- Task instructions
Set down the full listing exactly, character for character.
>> Start Stored data
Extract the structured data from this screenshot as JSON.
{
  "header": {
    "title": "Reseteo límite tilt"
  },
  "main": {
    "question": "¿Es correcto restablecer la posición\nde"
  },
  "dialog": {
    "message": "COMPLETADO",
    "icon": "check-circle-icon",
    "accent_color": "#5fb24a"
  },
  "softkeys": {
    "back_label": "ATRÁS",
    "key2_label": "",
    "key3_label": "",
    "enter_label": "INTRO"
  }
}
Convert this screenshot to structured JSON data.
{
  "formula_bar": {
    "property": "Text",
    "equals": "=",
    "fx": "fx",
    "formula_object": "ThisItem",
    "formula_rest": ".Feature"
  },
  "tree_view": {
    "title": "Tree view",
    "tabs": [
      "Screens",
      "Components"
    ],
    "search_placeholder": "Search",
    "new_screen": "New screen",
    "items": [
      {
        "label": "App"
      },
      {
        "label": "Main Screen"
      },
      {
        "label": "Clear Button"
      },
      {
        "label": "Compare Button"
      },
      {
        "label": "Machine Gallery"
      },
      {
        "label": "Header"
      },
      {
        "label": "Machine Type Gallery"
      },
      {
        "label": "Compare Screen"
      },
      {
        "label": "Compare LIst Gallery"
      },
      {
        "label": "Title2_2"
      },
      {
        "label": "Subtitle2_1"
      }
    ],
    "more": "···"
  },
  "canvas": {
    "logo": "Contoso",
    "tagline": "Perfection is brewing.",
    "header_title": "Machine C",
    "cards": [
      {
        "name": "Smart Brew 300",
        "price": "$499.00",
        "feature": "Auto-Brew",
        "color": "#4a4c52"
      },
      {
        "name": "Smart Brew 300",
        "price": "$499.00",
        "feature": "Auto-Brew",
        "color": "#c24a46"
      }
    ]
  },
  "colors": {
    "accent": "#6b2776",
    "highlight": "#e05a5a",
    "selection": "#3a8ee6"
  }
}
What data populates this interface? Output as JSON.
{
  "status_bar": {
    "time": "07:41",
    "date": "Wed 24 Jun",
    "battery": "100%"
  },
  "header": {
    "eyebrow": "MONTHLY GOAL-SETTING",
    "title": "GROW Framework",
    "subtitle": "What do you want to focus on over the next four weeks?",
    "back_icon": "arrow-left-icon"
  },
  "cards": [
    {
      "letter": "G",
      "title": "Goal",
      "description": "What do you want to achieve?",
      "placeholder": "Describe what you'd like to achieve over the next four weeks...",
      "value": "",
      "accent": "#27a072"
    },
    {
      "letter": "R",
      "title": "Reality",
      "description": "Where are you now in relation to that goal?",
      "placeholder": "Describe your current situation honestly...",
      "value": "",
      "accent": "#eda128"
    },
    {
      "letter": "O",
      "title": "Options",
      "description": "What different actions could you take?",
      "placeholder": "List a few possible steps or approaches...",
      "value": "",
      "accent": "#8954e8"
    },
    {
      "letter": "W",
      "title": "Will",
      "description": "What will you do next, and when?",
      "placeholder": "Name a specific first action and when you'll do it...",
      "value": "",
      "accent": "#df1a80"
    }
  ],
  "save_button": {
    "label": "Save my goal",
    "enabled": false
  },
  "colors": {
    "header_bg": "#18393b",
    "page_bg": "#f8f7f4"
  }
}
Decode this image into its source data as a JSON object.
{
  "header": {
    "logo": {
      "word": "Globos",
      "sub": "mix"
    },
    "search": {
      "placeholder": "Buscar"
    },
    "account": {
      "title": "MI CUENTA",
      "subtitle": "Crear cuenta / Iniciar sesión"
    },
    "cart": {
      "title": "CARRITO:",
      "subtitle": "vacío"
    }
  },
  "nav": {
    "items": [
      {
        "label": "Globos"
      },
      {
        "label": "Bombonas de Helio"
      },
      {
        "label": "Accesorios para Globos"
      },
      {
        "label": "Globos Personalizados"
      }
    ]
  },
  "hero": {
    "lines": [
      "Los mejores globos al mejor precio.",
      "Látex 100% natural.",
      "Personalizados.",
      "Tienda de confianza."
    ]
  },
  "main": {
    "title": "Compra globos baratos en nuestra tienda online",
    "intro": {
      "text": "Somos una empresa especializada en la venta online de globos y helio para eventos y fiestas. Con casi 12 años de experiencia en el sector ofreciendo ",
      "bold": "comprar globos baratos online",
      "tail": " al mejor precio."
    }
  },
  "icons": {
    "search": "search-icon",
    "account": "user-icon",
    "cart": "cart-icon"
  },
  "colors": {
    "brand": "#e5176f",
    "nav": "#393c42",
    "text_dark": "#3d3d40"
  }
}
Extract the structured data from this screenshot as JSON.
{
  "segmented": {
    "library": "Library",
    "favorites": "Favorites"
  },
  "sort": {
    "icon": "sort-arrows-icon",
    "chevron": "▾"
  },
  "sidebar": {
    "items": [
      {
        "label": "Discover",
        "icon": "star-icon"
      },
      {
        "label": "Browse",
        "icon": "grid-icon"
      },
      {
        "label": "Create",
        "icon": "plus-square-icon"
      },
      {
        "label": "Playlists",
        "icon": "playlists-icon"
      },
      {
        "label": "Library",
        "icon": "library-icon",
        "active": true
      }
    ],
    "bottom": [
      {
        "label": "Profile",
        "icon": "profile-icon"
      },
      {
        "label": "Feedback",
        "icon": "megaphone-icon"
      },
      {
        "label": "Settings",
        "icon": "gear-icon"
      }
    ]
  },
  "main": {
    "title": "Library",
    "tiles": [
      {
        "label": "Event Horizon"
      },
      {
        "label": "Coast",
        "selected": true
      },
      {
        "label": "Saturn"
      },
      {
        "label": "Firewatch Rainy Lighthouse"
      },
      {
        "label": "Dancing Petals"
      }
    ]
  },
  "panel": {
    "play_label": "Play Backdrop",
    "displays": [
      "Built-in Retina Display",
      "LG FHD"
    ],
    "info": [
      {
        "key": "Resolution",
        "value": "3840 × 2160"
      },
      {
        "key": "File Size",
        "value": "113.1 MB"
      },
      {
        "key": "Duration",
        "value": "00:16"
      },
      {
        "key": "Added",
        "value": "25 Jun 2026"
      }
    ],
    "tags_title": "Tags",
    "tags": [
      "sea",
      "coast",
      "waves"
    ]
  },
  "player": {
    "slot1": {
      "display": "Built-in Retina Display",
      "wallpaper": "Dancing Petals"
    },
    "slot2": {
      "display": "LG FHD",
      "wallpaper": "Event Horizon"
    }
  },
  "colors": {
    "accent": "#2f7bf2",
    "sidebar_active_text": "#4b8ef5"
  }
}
>> End Stored data
- Response
Extract the structured data from this screenshot as JSON.
{
  "header": {
    "title": "Reseteo límite tilt"
  },
  "main": {
    "question": "¿Es correcto restablecer la posición\nde"
  },
  "dialog": {
    "message": "COMPLETADO",
    "icon": "check-circle-icon",
    "accent_color": "#5fb24a"
  },
  "softkeys": {
    "back_label": "ATRÁS",
    "key2_label": "",
    "key3_label": "",
    "enter_label": "INTRO"
  }
}
Convert this screenshot to structured JSON data.
{
  "formula_bar": {
    "property": "Text",
    "equals": "=",
    "fx": "fx",
    "formula_object": "ThisItem",
    "formula_rest": ".Feature"
  },
  "tree_view": {
    "title": "Tree view",
    "tabs": [
      "Screens",
      "Components"
    ],
    "search_placeholder": "Search",
    "new_screen": "New screen",
    "items": [
      {
        "label": "App"
      },
      {
        "label": "Main Screen"
      },
      {
        "label": "Clear Button"
      },
      {
        "label": "Compare Button"
      },
      {
        "label": "Machine Gallery"
      },
      {
        "label": "Header"
      },
      {
        "label": "Machine Type Gallery"
      },
      {
        "label": "Compare Screen"
      },
      {
        "label": "Compare LIst Gallery"
      },
      {
        "label": "Title2_2"
      },
      {
        "label": "Subtitle2_1"
      }
    ],
    "more": "···"
  },
  "canvas": {
    "logo": "Contoso",
    "tagline": "Perfection is brewing.",
    "header_title": "Machine C",
    "cards": [
      {
        "name": "Smart Brew 300",
        "price": "$499.00",
        "feature": "Auto-Brew",
        "color": "#4a4c52"
      },
      {
        "name": "Smart Brew 300",
        "price": "$499.00",
        "feature": "Auto-Brew",
        "color": "#c24a46"
      }
    ]
  },
  "colors": {
    "accent": "#6b2776",
    "highlight": "#e05a5a",
    "selection": "#3a8ee6"
  }
}
What data populates this interface? Output as JSON.
{
  "status_bar": {
    "time": "07:41",
    "date": "Wed 24 Jun",
    "battery": "100%"
  },
  "header": {
    "eyebrow": "MONTHLY GOAL-SETTING",
    "title": "GROW Framework",
    "subtitle": "What do you want to focus on over the next four weeks?",
    "back_icon": "arrow-left-icon"
  },
  "cards": [
    {
      "letter": "G",
      "title": "Goal",
      "description": "What do you want to achieve?",
      "placeholder": "Describe what you'd like to achieve over the next four weeks...",
      "value": "",
      "accent": "#27a072"
    },
    {
      "letter": "R",
      "title": "Reality",
      "description": "Where are you now in relation to that goal?",
      "placeholder": "Describe your current situation honestly...",
      "value": "",
      "accent": "#eda128"
    },
    {
      "letter": "O",
      "title": "Options",
      "description": "What different actions could you take?",
      "placeholder": "List a few possible steps or approaches...",
      "value": "",
      "accent": "#8954e8"
    },
    {
      "letter": "W",
      "title": "Will",
      "description": "What will you do next, and when?",
      "placeholder": "Name a specific first action and when you'll do it...",
      "value": "",
      "accent": "#df1a80"
    }
  ],
  "save_button": {
    "label": "Save my goal",
    "enabled": false
  },
  "colors": {
    "header_bg": "#18393b",
    "page_bg": "#f8f7f4"
  }
}
Decode this image into its source data as a JSON object.
{
  "header": {
    "logo": {
      "word": "Globos",
      "sub": "mix"
    },
    "search": {
      "placeholder": "Buscar"
    },
    "account": {
      "title": "MI CUENTA",
      "subtitle": "Crear cuenta / Iniciar sesión"
    },
    "cart": {
      "title": "CARRITO:",
      "subtitle": "vacío"
    }
  },
  "nav": {
    "items": [
      {
        "label": "Globos"
      },
      {
        "label": "Bombonas de Helio"
      },
      {
        "label": "Accesorios para Globos"
      },
      {
        "label": "Globos Personalizados"
      }
    ]
  },
  "hero": {
    "lines": [
      "Los mejores globos al mejor precio.",
      "Látex 100% natural.",
      "Personalizados.",
      "Tienda de confianza."
    ]
  },
  "main": {
    "title": "Compra globos baratos en nuestra tienda online",
    "intro": {
      "text": "Somos una empresa especializada en la venta online de globos y helio para eventos y fiestas. Con casi 12 años de experiencia en el sector ofreciendo ",
      "bold": "comprar globos baratos online",
      "tail": " al mejor precio."
    }
  },
  "icons": {
    "search": "search-icon",
    "account": "user-icon",
    "cart": "cart-icon"
  },
  "colors": {
    "brand": "#e5176f",
    "nav": "#393c42",
    "text_dark": "#3d3d40"
  }
}
Extract the structured data from this screenshot as JSON.
{
  "segmented": {
    "library": "Library",
    "favorites": "Favorites"
  },
  "sort": {
    "icon": "sort-arrows-icon",
    "chevron": "▾"
  },
  "sidebar": {
    "items": [
      {
        "label": "Discover",
        "icon": "star-icon"
      },
      {
        "label": "Browse",
        "icon": "grid-icon"
      },
      {
        "label": "Create",
        "icon": "plus-square-icon"
      },
      {
        "label": "Playlists",
        "icon": "playlists-icon"
      },
      {
        "label": "Library",
        "icon": "library-icon",
        "active": true
      }
    ],
    "bottom": [
      {
        "label": "Profile",
        "icon": "profile-icon"
      },
      {
        "label": "Feedback",
        "icon": "megaphone-icon"
      },
      {
        "label": "Settings",
        "icon": "gear-icon"
      }
    ]
  },
  "main": {
    "title": "Library",
    "tiles": [
      {
        "label": "Event Horizon"
      },
      {
        "label": "Coast",
        "selected": true
      },
      {
        "label": "Saturn"
      },
      {
        "label": "Firewatch Rainy Lighthouse"
      },
      {
        "label": "Dancing Petals"
      }
    ]
  },
  "panel": {
    "play_label": "Play Backdrop",
    "displays": [
      "Built-in Retina Display",
      "LG FHD"
    ],
    "info": [
      {
        "key": "Resolution",
        "value": "3840 × 2160"
      },
      {
        "key": "File Size",
        "value": "113.1 MB"
      },
      {
        "key": "Duration",
        "value": "00:16"
      },
      {
        "key": "Added",
        "value": "25 Jun 2026"
      }
    ],
    "tags_title": "Tags",
    "tags": [
      "sea",
      "coast",
      "waves"
    ]
  },
  "player": {
    "slot1": {
      "display": "Built-in Retina Display",
      "wallpaper": "Dancing Petals"
    },
    "slot2": {
      "display": "LG FHD",
      "wallpaper": "Event Horizon"
    }
  },
  "colors": {
    "accent": "#2f7bf2",
    "sidebar_active_text": "#4b8ef5"
  }
}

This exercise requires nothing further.